--- Begin EXERCISE INPUTS ---

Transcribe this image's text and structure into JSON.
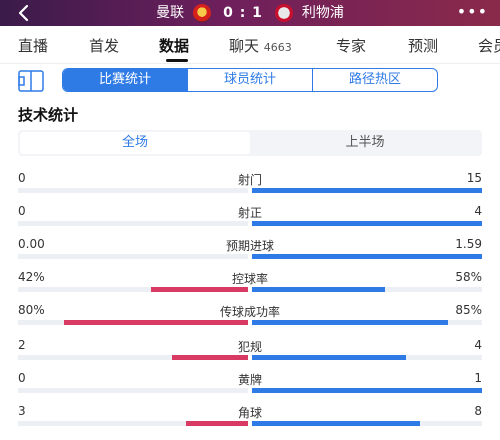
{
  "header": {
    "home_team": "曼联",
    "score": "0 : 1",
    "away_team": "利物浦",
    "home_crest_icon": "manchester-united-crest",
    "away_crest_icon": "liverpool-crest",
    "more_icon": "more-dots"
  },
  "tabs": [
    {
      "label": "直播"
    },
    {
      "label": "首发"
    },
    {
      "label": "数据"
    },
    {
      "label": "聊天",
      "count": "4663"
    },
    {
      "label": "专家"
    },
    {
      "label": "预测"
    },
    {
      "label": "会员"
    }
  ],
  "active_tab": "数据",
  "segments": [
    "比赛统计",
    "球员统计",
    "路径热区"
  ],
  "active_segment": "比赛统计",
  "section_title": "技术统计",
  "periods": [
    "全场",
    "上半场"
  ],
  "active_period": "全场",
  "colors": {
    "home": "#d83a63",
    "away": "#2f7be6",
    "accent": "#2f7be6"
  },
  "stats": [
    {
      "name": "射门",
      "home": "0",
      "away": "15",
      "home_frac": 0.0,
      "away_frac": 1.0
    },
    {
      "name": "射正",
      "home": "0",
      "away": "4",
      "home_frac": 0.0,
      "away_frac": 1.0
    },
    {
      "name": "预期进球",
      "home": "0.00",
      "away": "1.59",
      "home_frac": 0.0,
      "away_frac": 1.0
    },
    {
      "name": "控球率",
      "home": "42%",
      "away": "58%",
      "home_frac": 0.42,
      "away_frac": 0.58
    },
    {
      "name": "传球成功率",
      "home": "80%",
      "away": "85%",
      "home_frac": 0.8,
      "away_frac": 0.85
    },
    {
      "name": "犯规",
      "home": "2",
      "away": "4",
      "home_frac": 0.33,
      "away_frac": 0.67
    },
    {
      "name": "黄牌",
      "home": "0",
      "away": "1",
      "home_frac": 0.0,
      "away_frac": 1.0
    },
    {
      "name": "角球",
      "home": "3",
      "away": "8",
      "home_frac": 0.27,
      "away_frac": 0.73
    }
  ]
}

--- End EXERCISE INPUTS ---

WHAT IS REQUIRED
Give the entries again without a single change, but with no pictures.

ANSWER TO THIS EXERCISE
Transcribe this image's text and structure into JSON.
{
  "header": {
    "home_team": "曼联",
    "score": "0 : 1",
    "away_team": "利物浦",
    "home_crest_icon": "manchester-united-crest",
    "away_crest_icon": "liverpool-crest",
    "more_icon": "more-dots"
  },
  "tabs": [
    {
      "label": "直播"
    },
    {
      "label": "首发"
    },
    {
      "label": "数据"
    },
    {
      "label": "聊天",
      "count": "4663"
    },
    {
      "label": "专家"
    },
    {
      "label": "预测"
    },
    {
      "label": "会员"
    }
  ],
  "active_tab": "数据",
  "segments": [
    "比赛统计",
    "球员统计",
    "路径热区"
  ],
  "active_segment": "比赛统计",
  "section_title": "技术统计",
  "periods": [
    "全场",
    "上半场"
  ],
  "active_period": "全场",
  "colors": {
    "home": "#d83a63",
    "away": "#2f7be6",
    "accent": "#2f7be6"
  },
  "stats": [
    {
      "name": "射门",
      "home": "0",
      "away": "15",
      "home_frac": 0.0,
      "away_frac": 1.0
    },
    {
      "name": "射正",
      "home": "0",
      "away": "4",
      "home_frac": 0.0,
      "away_frac": 1.0
    },
    {
      "name": "预期进球",
      "home": "0.00",
      "away": "1.59",
      "home_frac": 0.0,
      "away_frac": 1.0
    },
    {
      "name": "控球率",
      "home": "42%",
      "away": "58%",
      "home_frac": 0.42,
      "away_frac": 0.58
    },
    {
      "name": "传球成功率",
      "home": "80%",
      "away": "85%",
      "home_frac": 0.8,
      "away_frac": 0.85
    },
    {
      "name": "犯规",
      "home": "2",
      "away": "4",
      "home_frac": 0.33,
      "away_frac": 0.67
    },
    {
      "name": "黄牌",
      "home": "0",
      "away": "1",
      "home_frac": 0.0,
      "away_frac": 1.0
    },
    {
      "name": "角球",
      "home": "3",
      "away": "8",
      "home_frac": 0.27,
      "away_frac": 0.73
    }
  ]
}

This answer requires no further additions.